** The problem **
Transcribe all of the material exactly.
Start of Records provided
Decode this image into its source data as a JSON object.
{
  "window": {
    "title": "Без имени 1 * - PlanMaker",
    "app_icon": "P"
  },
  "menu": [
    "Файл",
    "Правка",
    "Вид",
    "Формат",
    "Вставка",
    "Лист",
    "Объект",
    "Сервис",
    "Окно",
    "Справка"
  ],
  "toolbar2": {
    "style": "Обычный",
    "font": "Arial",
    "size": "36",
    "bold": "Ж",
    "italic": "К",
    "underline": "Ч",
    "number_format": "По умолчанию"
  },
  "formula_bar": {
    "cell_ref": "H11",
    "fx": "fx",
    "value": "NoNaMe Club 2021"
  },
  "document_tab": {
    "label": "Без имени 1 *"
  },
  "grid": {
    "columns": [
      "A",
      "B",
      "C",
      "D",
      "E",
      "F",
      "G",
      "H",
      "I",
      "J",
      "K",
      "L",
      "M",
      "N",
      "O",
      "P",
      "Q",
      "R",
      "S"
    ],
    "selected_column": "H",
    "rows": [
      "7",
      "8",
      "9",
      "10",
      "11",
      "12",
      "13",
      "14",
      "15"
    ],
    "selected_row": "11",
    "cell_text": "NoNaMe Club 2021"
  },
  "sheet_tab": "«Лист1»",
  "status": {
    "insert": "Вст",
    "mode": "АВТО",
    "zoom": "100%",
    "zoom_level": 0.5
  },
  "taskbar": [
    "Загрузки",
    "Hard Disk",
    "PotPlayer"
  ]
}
End of Records provided
** Final result **
Decode this image into its source data as a JSON object.
{
  "window": {
    "title": "Без имени 1 * - PlanMaker",
    "app_icon": "P"
  },
  "menu": [
    "Файл",
    "Правка",
    "Вид",
    "Формат",
    "Вставка",
    "Лист",
    "Объект",
    "Сервис",
    "Окно",
    "Справка"
  ],
  "toolbar2": {
    "style": "Обычный",
    "font": "Arial",
    "size": "36",
    "bold": "Ж",
    "italic": "К",
    "underline": "Ч",
    "number_format": "По умолчанию"
  },
  "formula_bar": {
    "cell_ref": "H11",
    "fx": "fx",
    "value": "NoNaMe Club 2021"
  },
  "document_tab": {
    "label": "Без имени 1 *"
  },
  "grid": {
    "columns": [
      "A",
      "B",
      "C",
      "D",
      "E",
      "F",
      "G",
      "H",
      "I",
      "J",
      "K",
      "L",
      "M",
      "N",
      "O",
      "P",
      "Q",
      "R",
      "S"
    ],
    "selected_column": "H",
    "rows": [
      "7",
      "8",
      "9",
      "10",
      "11",
      "12",
      "13",
      "14",
      "15"
    ],
    "selected_row": "11",
    "cell_text": "NoNaMe Club 2021"
  },
  "sheet_tab": "«Лист1»",
  "status": {
    "insert": "Вст",
    "mode": "АВТО",
    "zoom": "100%",
    "zoom_level": 0.5
  },
  "taskbar": [
    "Загрузки",
    "Hard Disk",
    "PotPlayer"
  ]
}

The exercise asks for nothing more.